(EXERCISE): Transcribe all records exactly.

(MATERIAL FOR THIS EXERCISE):
○ ○ ○ ○ ○ ○ ○

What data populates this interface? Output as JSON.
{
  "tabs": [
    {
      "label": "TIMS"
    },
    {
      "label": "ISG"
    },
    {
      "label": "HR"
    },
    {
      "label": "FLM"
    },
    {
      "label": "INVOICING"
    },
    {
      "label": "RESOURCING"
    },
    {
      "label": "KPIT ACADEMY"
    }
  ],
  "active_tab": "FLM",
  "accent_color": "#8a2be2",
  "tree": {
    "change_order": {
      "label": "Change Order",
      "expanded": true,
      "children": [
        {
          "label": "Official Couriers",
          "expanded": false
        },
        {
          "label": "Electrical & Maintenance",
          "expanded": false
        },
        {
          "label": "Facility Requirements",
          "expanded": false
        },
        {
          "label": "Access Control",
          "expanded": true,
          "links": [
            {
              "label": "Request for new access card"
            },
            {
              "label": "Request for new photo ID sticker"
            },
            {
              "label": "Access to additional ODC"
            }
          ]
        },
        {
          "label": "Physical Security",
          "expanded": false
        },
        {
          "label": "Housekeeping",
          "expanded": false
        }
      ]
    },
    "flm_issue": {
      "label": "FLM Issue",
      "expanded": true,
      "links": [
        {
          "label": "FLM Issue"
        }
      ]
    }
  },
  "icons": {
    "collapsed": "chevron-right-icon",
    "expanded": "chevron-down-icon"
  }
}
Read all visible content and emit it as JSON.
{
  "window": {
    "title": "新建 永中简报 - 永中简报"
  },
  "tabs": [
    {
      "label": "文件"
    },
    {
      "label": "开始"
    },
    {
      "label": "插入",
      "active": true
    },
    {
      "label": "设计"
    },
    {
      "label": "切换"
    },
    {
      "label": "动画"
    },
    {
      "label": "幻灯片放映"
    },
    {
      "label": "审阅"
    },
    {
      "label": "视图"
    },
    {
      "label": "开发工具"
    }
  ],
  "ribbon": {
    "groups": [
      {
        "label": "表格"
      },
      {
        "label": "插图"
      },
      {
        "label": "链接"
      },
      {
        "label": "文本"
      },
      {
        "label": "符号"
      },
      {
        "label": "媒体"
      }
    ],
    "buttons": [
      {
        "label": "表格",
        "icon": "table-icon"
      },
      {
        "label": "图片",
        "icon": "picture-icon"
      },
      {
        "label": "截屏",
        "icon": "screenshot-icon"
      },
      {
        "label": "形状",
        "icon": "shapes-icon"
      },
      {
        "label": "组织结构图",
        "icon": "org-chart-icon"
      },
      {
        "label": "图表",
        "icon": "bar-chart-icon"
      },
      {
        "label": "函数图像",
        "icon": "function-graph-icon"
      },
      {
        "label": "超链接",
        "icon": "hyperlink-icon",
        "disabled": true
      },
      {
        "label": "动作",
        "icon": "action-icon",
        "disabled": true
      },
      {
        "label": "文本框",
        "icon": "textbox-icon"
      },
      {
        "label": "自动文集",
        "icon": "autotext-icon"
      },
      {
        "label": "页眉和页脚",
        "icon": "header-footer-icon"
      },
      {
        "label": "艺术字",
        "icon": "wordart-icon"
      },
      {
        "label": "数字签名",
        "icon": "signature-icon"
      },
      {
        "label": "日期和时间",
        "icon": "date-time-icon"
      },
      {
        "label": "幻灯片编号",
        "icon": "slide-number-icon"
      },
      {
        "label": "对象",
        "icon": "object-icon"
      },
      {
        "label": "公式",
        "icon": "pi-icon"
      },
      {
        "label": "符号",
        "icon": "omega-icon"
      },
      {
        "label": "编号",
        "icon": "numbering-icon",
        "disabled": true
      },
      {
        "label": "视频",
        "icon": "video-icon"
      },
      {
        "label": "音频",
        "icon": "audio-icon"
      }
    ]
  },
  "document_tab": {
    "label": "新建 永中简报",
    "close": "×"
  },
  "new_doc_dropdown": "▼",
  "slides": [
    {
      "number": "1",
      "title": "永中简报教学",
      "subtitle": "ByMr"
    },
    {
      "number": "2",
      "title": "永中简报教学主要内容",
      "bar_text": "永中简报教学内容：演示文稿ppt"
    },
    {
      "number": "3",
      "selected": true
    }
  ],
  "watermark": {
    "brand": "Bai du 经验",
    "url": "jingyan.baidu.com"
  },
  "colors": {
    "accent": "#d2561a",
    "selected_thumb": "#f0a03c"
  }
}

○ ○ ○ ○ ○ ○ ○

(TASK ANSWER):
What data populates this interface? Output as JSON.
{
  "tabs": [
    {
      "label": "TIMS"
    },
    {
      "label": "ISG"
    },
    {
      "label": "HR"
    },
    {
      "label": "FLM"
    },
    {
      "label": "INVOICING"
    },
    {
      "label": "RESOURCING"
    },
    {
      "label": "KPIT ACADEMY"
    }
  ],
  "active_tab": "FLM",
  "accent_color": "#8a2be2",
  "tree": {
    "change_order": {
      "label": "Change Order",
      "expanded": true,
      "children": [
        {
          "label": "Official Couriers",
          "expanded": false
        },
        {
          "label": "Electrical & Maintenance",
          "expanded": false
        },
        {
          "label": "Facility Requirements",
          "expanded": false
        },
        {
          "label": "Access Control",
          "expanded": true,
          "links": [
            {
              "label": "Request for new access card"
            },
            {
              "label": "Request for new photo ID sticker"
            },
            {
              "label": "Access to additional ODC"
            }
          ]
        },
        {
          "label": "Physical Security",
          "expanded": false
        },
        {
          "label": "Housekeeping",
          "expanded": false
        }
      ]
    },
    "flm_issue": {
      "label": "FLM Issue",
      "expanded": true,
      "links": [
        {
          "label": "FLM Issue"
        }
      ]
    }
  },
  "icons": {
    "collapsed": "chevron-right-icon",
    "expanded": "chevron-down-icon"
  }
}
Read all visible content and emit it as JSON.
{
  "window": {
    "title": "新建 永中简报 - 永中简报"
  },
  "tabs": [
    {
      "label": "文件"
    },
    {
      "label": "开始"
    },
    {
      "label": "插入",
      "active": true
    },
    {
      "label": "设计"
    },
    {
      "label": "切换"
    },
    {
      "label": "动画"
    },
    {
      "label": "幻灯片放映"
    },
    {
      "label": "审阅"
    },
    {
      "label": "视图"
    },
    {
      "label": "开发工具"
    }
  ],
  "ribbon": {
    "groups": [
      {
        "label": "表格"
      },
      {
        "label": "插图"
      },
      {
        "label": "链接"
      },
      {
        "label": "文本"
      },
      {
        "label": "符号"
      },
      {
        "label": "媒体"
      }
    ],
    "buttons": [
      {
        "label": "表格",
        "icon": "table-icon"
      },
      {
        "label": "图片",
        "icon": "picture-icon"
      },
      {
        "label": "截屏",
        "icon": "screenshot-icon"
      },
      {
        "label": "形状",
        "icon": "shapes-icon"
      },
      {
        "label": "组织结构图",
        "icon": "org-chart-icon"
      },
      {
        "label": "图表",
        "icon": "bar-chart-icon"
      },
      {
        "label": "函数图像",
        "icon": "function-graph-icon"
      },
      {
        "label": "超链接",
        "icon": "hyperlink-icon",
        "disabled": true
      },
      {
        "label": "动作",
        "icon": "action-icon",
        "disabled": true
      },
      {
        "label": "文本框",
        "icon": "textbox-icon"
      },
      {
        "label": "自动文集",
        "icon": "autotext-icon"
      },
      {
        "label": "页眉和页脚",
        "icon": "header-footer-icon"
      },
      {
        "label": "艺术字",
        "icon": "wordart-icon"
      },
      {
        "label": "数字签名",
        "icon": "signature-icon"
      },
      {
        "label": "日期和时间",
        "icon": "date-time-icon"
      },
      {
        "label": "幻灯片编号",
        "icon": "slide-number-icon"
      },
      {
        "label": "对象",
        "icon": "object-icon"
      },
      {
        "label": "公式",
        "icon": "pi-icon"
      },
      {
        "label": "符号",
        "icon": "omega-icon"
      },
      {
        "label": "编号",
        "icon": "numbering-icon",
        "disabled": true
      },
      {
        "label": "视频",
        "icon": "video-icon"
      },
      {
        "label": "音频",
        "icon": "audio-icon"
      }
    ]
  },
  "document_tab": {
    "label": "新建 永中简报",
    "close": "×"
  },
  "new_doc_dropdown": "▼",
  "slides": [
    {
      "number": "1",
      "title": "永中简报教学",
      "subtitle": "ByMr"
    },
    {
      "number": "2",
      "title": "永中简报教学主要内容",
      "bar_text": "永中简报教学内容：演示文稿ppt"
    },
    {
      "number": "3",
      "selected": true
    }
  ],
  "watermark": {
    "brand": "Bai du 经验",
    "url": "jingyan.baidu.com"
  },
  "colors": {
    "accent": "#d2561a",
    "selected_thumb": "#f0a03c"
  }
}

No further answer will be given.